Lines of data:
┄┄┄┄┄┄┄┄┄┄┄┄┄┄┄┄┄┄┄┄

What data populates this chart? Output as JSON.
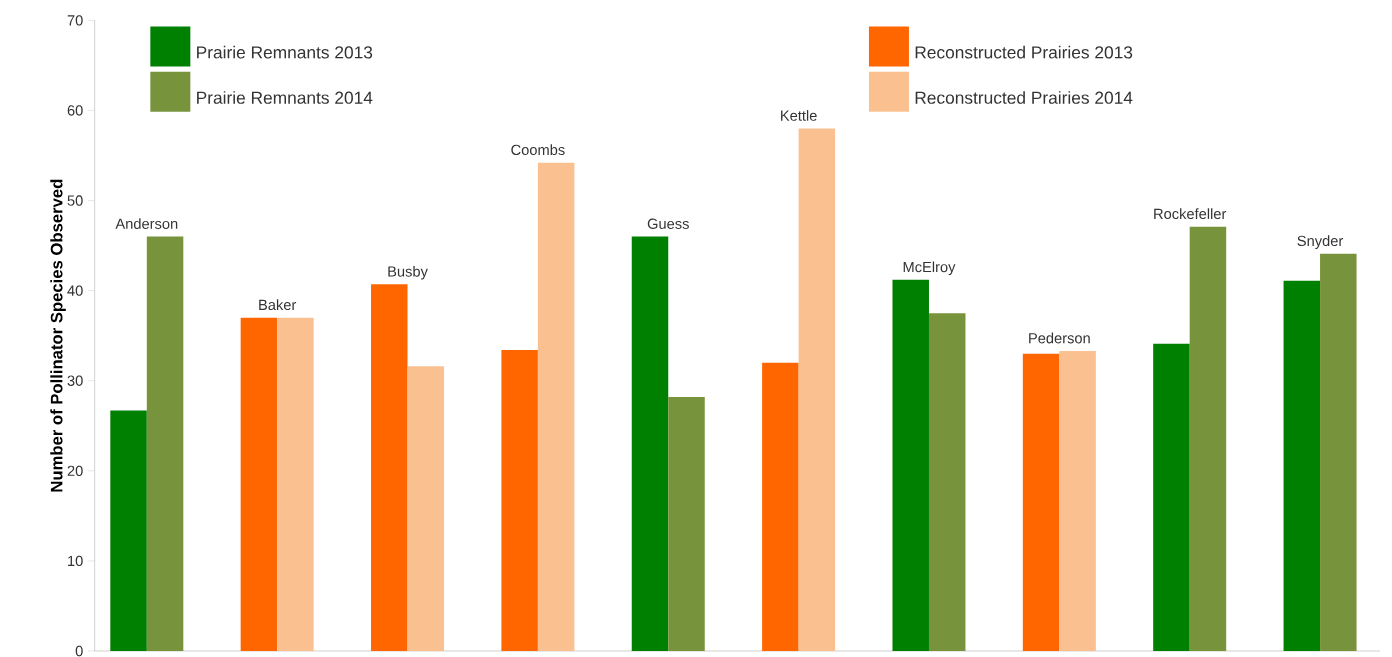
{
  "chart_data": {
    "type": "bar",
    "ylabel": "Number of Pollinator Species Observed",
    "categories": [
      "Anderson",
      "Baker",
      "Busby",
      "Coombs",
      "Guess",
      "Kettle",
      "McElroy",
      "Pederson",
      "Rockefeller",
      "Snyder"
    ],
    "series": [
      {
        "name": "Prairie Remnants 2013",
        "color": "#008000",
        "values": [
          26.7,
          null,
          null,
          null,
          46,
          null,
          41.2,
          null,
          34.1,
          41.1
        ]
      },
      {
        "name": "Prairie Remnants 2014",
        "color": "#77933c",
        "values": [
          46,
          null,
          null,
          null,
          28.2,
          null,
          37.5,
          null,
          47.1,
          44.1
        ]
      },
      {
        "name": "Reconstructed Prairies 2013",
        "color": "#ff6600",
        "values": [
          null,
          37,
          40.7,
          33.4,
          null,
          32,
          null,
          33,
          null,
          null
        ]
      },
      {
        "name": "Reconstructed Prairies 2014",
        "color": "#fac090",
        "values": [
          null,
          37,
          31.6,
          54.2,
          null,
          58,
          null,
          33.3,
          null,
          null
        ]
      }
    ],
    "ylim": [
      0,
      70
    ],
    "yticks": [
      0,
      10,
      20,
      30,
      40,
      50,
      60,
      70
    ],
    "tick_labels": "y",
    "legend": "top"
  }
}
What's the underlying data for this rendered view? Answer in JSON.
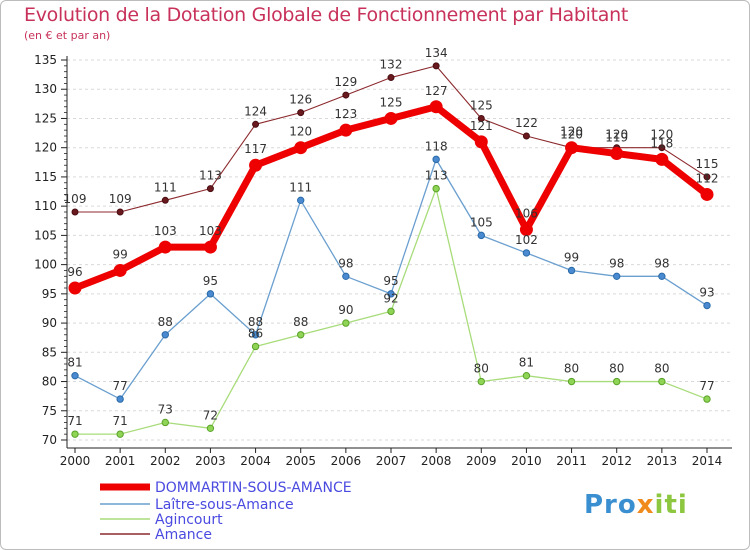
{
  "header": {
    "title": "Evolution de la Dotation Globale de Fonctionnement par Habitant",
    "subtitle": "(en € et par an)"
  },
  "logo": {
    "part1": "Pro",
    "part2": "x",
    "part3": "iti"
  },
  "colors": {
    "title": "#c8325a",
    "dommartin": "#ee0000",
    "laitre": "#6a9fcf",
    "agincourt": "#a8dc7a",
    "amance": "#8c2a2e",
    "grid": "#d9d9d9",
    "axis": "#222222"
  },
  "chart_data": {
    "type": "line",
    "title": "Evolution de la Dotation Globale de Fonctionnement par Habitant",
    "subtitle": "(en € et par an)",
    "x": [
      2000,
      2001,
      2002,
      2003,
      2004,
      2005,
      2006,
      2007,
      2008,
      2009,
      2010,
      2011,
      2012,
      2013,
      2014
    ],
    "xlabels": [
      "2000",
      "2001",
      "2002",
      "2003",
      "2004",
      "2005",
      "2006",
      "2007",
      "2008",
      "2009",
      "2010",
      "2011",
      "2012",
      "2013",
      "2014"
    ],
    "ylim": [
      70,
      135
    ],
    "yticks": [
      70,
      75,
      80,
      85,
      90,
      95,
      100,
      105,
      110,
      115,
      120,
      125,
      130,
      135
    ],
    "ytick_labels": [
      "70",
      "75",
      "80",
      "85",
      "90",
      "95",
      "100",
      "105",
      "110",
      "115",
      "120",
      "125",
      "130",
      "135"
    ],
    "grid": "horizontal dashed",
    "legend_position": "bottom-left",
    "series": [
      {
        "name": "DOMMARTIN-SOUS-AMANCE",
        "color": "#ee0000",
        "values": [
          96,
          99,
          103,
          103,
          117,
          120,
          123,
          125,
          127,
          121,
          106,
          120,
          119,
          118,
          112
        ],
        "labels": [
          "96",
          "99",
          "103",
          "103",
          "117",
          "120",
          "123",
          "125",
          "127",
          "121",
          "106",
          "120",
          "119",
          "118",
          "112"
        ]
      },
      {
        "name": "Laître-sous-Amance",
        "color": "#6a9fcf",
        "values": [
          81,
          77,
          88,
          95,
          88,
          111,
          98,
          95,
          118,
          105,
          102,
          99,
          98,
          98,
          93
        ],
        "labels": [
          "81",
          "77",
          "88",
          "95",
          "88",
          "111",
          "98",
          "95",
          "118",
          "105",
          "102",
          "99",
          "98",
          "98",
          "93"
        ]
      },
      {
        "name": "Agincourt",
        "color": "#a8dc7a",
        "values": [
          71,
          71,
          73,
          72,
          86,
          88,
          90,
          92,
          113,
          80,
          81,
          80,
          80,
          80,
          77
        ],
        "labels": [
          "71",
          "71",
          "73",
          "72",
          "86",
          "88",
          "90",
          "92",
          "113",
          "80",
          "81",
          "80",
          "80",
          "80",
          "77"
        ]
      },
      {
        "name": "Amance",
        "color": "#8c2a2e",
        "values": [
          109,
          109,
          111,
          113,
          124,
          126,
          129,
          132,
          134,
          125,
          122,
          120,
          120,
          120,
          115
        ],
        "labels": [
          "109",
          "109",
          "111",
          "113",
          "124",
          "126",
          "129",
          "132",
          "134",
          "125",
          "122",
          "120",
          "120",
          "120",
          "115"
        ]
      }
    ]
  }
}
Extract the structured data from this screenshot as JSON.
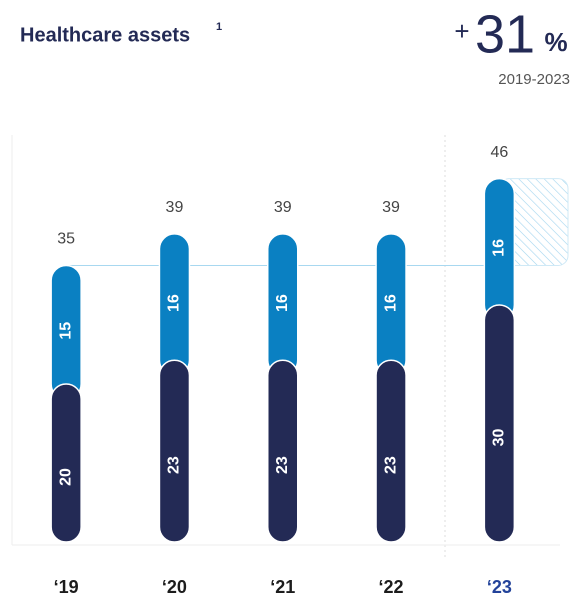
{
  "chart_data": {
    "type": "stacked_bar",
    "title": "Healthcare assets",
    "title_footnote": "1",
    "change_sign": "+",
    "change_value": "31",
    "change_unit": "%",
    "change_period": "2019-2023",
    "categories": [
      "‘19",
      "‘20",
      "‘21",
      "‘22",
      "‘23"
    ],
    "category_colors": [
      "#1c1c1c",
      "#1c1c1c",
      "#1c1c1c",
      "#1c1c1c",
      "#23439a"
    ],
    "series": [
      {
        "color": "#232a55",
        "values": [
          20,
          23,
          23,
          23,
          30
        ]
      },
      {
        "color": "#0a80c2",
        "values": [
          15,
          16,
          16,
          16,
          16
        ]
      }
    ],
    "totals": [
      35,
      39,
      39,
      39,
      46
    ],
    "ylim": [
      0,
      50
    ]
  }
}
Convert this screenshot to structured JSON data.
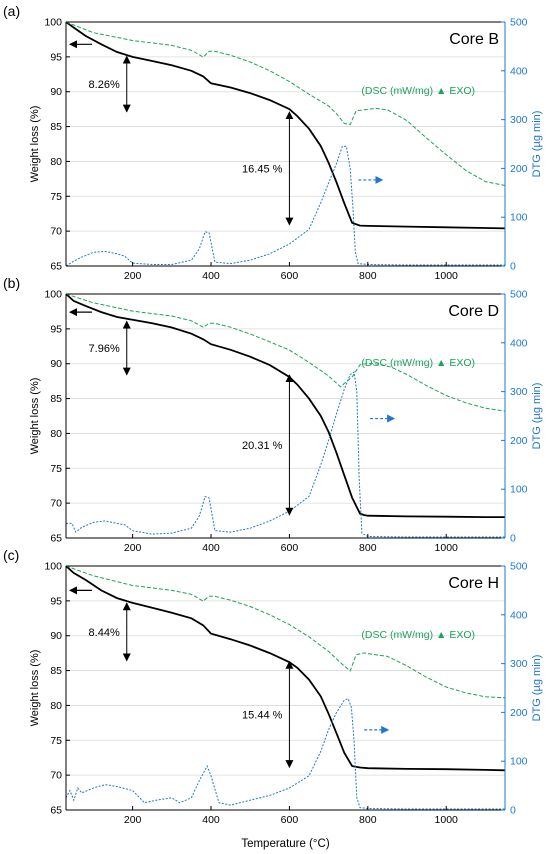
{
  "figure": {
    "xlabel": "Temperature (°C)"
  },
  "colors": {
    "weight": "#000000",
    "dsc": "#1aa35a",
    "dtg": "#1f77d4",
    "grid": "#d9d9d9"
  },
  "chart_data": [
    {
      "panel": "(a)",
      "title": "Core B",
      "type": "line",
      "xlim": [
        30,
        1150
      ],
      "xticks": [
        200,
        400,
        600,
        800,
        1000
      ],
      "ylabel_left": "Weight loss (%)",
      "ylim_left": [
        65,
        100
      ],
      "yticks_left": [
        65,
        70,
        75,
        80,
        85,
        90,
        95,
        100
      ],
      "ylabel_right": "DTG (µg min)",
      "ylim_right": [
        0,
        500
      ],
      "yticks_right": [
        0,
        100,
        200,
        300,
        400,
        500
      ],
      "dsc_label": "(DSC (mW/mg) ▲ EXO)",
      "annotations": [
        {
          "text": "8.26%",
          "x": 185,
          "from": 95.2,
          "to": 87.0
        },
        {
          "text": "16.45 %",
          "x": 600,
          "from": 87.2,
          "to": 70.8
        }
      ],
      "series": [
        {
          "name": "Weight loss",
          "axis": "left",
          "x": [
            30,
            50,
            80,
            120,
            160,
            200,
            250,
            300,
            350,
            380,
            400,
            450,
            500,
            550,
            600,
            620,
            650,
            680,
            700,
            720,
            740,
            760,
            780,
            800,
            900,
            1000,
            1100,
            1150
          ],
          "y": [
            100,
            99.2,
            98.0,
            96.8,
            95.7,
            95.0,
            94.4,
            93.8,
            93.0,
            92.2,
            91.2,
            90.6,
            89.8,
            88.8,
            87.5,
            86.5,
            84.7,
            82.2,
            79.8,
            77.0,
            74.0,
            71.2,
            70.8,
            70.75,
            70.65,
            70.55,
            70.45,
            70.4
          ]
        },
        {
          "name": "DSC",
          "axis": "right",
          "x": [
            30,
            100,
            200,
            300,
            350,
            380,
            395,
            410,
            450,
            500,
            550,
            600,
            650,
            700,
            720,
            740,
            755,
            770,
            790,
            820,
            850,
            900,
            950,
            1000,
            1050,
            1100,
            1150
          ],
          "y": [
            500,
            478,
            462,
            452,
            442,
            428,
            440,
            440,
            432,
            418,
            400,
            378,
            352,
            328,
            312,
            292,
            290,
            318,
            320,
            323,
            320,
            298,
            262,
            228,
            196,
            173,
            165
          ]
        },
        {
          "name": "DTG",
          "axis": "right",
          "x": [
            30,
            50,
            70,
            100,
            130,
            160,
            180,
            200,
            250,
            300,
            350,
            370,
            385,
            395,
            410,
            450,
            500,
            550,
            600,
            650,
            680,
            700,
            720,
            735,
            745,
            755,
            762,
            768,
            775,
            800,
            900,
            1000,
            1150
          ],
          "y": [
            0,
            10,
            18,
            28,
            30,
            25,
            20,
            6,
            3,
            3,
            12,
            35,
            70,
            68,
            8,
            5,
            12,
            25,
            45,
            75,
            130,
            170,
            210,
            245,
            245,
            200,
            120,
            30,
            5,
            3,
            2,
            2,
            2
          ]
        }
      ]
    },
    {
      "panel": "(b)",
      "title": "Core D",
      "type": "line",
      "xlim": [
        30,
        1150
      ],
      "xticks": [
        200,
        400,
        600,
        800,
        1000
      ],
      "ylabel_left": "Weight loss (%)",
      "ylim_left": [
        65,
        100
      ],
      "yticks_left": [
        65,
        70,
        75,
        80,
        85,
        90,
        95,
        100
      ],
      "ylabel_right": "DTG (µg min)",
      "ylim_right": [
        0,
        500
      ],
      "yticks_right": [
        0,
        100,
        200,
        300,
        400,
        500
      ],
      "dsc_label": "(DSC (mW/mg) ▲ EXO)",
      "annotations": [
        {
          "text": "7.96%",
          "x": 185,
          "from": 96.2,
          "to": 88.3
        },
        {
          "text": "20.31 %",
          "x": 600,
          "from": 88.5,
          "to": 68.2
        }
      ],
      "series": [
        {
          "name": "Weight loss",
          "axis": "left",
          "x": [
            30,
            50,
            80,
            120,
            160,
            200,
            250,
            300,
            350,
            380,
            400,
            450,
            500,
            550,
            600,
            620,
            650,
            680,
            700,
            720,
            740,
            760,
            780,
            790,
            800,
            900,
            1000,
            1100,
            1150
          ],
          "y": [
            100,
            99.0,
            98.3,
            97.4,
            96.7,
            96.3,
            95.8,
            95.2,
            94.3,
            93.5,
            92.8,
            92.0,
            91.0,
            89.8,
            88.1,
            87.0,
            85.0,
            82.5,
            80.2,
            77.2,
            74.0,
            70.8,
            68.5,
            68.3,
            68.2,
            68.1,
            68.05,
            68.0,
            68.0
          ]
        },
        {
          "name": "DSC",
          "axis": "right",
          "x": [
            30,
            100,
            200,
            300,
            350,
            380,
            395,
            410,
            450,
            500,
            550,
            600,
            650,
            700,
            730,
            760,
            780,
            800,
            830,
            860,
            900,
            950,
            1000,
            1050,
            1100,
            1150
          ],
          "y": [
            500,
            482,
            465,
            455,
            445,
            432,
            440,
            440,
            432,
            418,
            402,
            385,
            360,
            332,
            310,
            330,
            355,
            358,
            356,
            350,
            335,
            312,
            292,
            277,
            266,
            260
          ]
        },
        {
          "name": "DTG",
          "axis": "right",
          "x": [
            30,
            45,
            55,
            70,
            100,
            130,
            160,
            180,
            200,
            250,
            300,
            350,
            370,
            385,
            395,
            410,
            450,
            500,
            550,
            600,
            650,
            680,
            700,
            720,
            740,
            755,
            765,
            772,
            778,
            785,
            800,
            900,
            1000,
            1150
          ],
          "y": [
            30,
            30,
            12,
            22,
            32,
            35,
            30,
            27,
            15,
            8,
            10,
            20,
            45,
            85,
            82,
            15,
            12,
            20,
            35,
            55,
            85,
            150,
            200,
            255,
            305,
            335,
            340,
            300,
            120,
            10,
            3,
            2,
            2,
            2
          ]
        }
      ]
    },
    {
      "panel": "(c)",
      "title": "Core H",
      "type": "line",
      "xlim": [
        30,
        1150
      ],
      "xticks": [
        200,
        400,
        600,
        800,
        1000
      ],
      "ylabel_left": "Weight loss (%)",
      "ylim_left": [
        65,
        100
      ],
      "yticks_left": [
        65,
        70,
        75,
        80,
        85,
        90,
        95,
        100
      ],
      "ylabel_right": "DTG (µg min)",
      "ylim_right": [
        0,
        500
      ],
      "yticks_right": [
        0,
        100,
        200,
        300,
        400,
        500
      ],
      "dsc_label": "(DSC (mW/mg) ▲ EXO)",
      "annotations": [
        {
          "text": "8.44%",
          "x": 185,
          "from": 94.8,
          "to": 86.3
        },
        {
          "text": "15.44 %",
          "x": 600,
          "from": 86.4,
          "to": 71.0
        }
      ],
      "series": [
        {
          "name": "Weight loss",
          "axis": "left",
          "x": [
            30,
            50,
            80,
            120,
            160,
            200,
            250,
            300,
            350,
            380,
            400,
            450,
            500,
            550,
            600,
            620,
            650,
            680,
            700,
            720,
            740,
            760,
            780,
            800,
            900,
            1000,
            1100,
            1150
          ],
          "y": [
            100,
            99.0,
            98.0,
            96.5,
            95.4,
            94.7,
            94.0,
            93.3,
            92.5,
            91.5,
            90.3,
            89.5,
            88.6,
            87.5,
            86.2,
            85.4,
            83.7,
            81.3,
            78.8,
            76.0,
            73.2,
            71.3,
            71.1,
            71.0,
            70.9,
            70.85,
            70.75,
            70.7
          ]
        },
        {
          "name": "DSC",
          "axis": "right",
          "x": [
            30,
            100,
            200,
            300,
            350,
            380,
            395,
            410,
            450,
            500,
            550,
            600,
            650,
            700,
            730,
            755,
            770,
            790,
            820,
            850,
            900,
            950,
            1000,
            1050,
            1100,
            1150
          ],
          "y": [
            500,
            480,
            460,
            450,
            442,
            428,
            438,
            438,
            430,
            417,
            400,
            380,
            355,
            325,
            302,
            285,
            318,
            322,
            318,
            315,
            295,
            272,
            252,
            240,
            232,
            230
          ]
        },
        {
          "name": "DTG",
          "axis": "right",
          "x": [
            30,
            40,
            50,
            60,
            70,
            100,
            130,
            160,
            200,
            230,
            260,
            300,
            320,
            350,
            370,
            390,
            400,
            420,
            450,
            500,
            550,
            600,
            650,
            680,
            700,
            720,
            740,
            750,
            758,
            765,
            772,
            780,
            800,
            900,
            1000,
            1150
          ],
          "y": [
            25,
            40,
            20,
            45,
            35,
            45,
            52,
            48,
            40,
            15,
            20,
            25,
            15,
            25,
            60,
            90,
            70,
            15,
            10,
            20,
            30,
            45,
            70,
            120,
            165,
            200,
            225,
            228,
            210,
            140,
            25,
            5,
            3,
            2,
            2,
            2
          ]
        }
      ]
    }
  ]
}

┄┄┄┄┄┄┄┄┄┄┄┄┄┄┄┄┄┄┄┄

**Your instructions**.
Search the records above for "What". Copy each line where it is found.

**Exercise result**.
What data populates this chart? Output as JSON.
What's the underlying data for this rendered view? Answer in JSON.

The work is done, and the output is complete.